Your task | Go over the listing below line by line and tally those containing "Decode". Give only the tally.

Data items:
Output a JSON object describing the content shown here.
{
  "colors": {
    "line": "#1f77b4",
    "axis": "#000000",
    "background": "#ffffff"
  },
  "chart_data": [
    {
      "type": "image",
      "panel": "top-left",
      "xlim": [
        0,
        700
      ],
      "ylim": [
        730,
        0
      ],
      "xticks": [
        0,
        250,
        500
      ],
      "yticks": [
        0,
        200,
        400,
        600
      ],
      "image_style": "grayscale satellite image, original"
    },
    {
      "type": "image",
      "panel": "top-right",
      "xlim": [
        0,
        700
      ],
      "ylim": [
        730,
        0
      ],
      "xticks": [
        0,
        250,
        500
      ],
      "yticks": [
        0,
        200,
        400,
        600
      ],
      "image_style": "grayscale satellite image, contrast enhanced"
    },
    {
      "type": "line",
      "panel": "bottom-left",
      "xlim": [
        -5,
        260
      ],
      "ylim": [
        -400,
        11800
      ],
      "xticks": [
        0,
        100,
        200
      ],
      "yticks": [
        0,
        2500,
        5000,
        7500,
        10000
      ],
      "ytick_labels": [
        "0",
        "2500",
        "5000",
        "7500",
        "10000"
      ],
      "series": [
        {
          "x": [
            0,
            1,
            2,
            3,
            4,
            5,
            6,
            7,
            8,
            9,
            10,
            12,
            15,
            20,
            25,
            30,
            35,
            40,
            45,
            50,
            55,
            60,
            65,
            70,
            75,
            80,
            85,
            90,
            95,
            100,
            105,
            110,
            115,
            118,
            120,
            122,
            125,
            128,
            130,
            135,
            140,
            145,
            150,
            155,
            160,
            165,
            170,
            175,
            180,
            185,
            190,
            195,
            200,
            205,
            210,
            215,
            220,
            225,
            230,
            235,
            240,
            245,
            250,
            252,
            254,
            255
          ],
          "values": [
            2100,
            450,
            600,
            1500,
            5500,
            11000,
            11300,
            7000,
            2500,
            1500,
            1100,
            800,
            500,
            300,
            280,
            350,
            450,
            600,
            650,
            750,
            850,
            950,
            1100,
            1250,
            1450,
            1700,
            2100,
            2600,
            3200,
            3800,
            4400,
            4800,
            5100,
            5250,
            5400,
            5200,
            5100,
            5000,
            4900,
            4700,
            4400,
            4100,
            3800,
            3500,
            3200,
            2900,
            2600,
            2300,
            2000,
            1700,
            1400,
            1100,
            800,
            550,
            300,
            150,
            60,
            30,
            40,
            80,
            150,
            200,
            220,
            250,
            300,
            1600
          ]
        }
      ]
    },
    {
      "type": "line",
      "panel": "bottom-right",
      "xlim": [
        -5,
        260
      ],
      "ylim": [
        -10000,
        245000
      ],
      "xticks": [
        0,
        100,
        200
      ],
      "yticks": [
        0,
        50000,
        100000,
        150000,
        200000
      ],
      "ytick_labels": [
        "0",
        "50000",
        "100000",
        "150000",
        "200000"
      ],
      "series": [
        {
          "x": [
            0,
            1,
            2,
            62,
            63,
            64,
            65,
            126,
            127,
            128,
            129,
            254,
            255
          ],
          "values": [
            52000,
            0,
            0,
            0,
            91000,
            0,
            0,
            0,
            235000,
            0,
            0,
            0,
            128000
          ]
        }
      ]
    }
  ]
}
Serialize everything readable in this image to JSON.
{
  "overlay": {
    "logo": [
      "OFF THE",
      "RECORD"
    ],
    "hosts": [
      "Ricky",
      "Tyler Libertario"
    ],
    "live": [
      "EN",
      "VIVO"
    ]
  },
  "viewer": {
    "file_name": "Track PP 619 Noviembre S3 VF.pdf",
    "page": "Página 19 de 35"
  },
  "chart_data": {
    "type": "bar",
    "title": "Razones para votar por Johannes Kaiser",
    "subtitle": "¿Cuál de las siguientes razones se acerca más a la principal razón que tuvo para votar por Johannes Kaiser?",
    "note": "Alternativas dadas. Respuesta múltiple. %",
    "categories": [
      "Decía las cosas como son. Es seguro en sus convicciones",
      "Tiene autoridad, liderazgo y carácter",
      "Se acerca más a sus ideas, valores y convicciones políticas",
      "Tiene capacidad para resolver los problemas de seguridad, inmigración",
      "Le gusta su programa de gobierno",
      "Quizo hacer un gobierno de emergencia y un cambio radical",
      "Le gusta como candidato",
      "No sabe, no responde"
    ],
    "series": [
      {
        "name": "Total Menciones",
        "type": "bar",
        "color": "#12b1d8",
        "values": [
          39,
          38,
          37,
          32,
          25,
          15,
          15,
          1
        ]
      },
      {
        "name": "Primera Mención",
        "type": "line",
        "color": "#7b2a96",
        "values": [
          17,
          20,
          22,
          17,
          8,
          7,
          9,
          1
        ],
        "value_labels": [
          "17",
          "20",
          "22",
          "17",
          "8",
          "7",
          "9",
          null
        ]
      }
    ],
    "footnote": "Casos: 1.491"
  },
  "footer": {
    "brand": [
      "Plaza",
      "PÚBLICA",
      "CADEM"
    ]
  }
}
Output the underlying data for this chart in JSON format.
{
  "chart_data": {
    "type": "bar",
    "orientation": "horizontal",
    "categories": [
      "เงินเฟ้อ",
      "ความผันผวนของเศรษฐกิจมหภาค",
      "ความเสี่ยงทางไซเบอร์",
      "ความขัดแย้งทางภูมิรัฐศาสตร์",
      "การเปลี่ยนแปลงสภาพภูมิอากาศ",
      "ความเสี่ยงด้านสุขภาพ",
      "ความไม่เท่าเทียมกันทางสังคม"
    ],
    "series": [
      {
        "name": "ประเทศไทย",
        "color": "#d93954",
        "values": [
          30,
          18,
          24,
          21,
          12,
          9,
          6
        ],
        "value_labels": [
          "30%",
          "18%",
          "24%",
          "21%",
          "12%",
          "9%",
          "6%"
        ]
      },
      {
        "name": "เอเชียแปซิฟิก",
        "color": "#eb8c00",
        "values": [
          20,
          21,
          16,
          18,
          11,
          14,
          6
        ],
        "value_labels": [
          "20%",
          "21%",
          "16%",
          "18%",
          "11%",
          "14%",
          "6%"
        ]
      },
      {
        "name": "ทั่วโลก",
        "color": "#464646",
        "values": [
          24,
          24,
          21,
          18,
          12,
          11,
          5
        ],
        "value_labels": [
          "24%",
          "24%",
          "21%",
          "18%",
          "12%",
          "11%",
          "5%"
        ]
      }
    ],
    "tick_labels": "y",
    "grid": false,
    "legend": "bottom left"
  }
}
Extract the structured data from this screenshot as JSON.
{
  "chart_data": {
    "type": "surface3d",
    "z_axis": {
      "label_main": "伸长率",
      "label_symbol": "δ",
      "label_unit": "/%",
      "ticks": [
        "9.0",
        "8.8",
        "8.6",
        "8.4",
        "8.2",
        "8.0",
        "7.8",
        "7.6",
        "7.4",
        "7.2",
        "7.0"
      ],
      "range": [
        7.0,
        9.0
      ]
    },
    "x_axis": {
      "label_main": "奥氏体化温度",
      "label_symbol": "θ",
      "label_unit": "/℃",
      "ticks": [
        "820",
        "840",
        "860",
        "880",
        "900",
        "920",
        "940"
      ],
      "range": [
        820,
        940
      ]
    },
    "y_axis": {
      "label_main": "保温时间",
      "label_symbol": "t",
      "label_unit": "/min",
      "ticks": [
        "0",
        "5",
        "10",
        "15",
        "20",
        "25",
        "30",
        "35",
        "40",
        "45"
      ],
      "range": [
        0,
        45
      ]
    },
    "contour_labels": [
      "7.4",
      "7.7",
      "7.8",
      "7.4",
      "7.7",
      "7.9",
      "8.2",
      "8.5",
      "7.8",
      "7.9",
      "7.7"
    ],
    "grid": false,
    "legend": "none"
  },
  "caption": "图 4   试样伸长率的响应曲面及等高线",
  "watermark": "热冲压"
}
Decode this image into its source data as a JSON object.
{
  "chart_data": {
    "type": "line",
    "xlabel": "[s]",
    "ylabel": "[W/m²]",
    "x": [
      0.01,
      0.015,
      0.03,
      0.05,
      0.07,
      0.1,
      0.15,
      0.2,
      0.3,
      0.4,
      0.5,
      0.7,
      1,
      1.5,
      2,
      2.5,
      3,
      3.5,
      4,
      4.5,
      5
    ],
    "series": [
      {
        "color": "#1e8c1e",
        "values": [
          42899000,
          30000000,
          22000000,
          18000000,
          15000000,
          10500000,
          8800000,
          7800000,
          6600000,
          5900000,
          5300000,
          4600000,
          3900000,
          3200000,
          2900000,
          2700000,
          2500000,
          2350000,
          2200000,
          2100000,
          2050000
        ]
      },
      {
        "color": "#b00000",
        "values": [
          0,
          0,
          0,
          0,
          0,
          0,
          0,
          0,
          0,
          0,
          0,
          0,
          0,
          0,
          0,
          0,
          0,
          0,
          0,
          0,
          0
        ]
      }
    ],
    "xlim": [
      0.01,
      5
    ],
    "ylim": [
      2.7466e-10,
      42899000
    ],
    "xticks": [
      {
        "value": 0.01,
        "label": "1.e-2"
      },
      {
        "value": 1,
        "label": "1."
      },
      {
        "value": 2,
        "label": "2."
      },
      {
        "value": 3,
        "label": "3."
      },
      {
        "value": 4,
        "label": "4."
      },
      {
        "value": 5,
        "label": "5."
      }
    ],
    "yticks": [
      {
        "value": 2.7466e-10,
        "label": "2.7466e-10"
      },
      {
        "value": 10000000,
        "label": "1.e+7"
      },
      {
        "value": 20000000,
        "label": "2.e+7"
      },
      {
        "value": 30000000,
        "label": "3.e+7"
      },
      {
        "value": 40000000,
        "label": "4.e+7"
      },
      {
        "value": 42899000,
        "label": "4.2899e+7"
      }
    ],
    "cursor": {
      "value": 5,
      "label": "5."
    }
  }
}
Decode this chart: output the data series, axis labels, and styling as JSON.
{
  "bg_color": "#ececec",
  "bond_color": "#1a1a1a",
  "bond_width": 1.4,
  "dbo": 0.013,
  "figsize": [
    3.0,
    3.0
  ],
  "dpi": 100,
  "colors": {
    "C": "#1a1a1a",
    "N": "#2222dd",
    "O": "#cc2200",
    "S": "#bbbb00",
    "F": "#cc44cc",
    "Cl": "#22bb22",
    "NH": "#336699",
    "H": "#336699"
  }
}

Answer to this problem | 2